--- START Records to use ---
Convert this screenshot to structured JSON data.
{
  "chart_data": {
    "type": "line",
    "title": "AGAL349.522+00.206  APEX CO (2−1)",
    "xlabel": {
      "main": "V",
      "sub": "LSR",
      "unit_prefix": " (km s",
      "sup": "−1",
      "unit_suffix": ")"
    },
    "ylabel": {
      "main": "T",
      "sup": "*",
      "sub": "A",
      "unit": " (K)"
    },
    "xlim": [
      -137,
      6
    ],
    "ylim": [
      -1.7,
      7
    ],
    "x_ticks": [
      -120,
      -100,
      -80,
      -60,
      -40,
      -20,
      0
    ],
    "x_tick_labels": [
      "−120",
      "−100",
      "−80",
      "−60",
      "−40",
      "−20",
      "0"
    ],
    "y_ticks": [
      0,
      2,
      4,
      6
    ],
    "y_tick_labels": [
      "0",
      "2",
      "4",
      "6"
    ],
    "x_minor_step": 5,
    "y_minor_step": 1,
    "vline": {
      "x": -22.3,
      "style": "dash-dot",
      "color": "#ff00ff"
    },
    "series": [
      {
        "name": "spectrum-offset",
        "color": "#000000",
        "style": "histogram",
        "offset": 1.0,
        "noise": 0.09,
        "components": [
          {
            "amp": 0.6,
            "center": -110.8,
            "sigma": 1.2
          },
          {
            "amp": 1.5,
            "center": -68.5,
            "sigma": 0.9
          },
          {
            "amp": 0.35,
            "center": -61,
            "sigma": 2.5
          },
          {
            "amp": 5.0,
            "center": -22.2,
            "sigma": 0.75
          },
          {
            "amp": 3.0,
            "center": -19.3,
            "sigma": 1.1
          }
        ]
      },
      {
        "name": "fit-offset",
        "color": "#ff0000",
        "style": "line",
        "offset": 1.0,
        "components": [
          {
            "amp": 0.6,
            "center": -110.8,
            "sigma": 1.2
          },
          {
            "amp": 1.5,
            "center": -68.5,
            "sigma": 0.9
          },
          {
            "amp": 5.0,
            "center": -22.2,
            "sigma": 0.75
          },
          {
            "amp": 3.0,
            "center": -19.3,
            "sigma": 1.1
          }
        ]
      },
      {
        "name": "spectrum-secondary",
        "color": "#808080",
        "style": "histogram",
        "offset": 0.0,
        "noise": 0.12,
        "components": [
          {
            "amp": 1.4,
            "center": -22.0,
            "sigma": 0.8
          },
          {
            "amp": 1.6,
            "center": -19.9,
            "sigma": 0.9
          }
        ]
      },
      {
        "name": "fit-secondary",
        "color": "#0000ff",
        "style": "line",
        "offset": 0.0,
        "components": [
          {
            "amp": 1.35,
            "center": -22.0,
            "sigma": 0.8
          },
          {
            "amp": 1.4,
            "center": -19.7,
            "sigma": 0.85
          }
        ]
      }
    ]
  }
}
--- END Records to use ---
Stated task: Write out the records shown above, exactly as they appear.

Completed exercise:
Convert this screenshot to structured JSON data.
{
  "chart_data": {
    "type": "line",
    "title": "AGAL349.522+00.206  APEX CO (2−1)",
    "xlabel": {
      "main": "V",
      "sub": "LSR",
      "unit_prefix": " (km s",
      "sup": "−1",
      "unit_suffix": ")"
    },
    "ylabel": {
      "main": "T",
      "sup": "*",
      "sub": "A",
      "unit": " (K)"
    },
    "xlim": [
      -137,
      6
    ],
    "ylim": [
      -1.7,
      7
    ],
    "x_ticks": [
      -120,
      -100,
      -80,
      -60,
      -40,
      -20,
      0
    ],
    "x_tick_labels": [
      "−120",
      "−100",
      "−80",
      "−60",
      "−40",
      "−20",
      "0"
    ],
    "y_ticks": [
      0,
      2,
      4,
      6
    ],
    "y_tick_labels": [
      "0",
      "2",
      "4",
      "6"
    ],
    "x_minor_step": 5,
    "y_minor_step": 1,
    "vline": {
      "x": -22.3,
      "style": "dash-dot",
      "color": "#ff00ff"
    },
    "series": [
      {
        "name": "spectrum-offset",
        "color": "#000000",
        "style": "histogram",
        "offset": 1.0,
        "noise": 0.09,
        "components": [
          {
            "amp": 0.6,
            "center": -110.8,
            "sigma": 1.2
          },
          {
            "amp": 1.5,
            "center": -68.5,
            "sigma": 0.9
          },
          {
            "amp": 0.35,
            "center": -61,
            "sigma": 2.5
          },
          {
            "amp": 5.0,
            "center": -22.2,
            "sigma": 0.75
          },
          {
            "amp": 3.0,
            "center": -19.3,
            "sigma": 1.1
          }
        ]
      },
      {
        "name": "fit-offset",
        "color": "#ff0000",
        "style": "line",
        "offset": 1.0,
        "components": [
          {
            "amp": 0.6,
            "center": -110.8,
            "sigma": 1.2
          },
          {
            "amp": 1.5,
            "center": -68.5,
            "sigma": 0.9
          },
          {
            "amp": 5.0,
            "center": -22.2,
            "sigma": 0.75
          },
          {
            "amp": 3.0,
            "center": -19.3,
            "sigma": 1.1
          }
        ]
      },
      {
        "name": "spectrum-secondary",
        "color": "#808080",
        "style": "histogram",
        "offset": 0.0,
        "noise": 0.12,
        "components": [
          {
            "amp": 1.4,
            "center": -22.0,
            "sigma": 0.8
          },
          {
            "amp": 1.6,
            "center": -19.9,
            "sigma": 0.9
          }
        ]
      },
      {
        "name": "fit-secondary",
        "color": "#0000ff",
        "style": "line",
        "offset": 0.0,
        "components": [
          {
            "amp": 1.35,
            "center": -22.0,
            "sigma": 0.8
          },
          {
            "amp": 1.4,
            "center": -19.7,
            "sigma": 0.85
          }
        ]
      }
    ]
  }
}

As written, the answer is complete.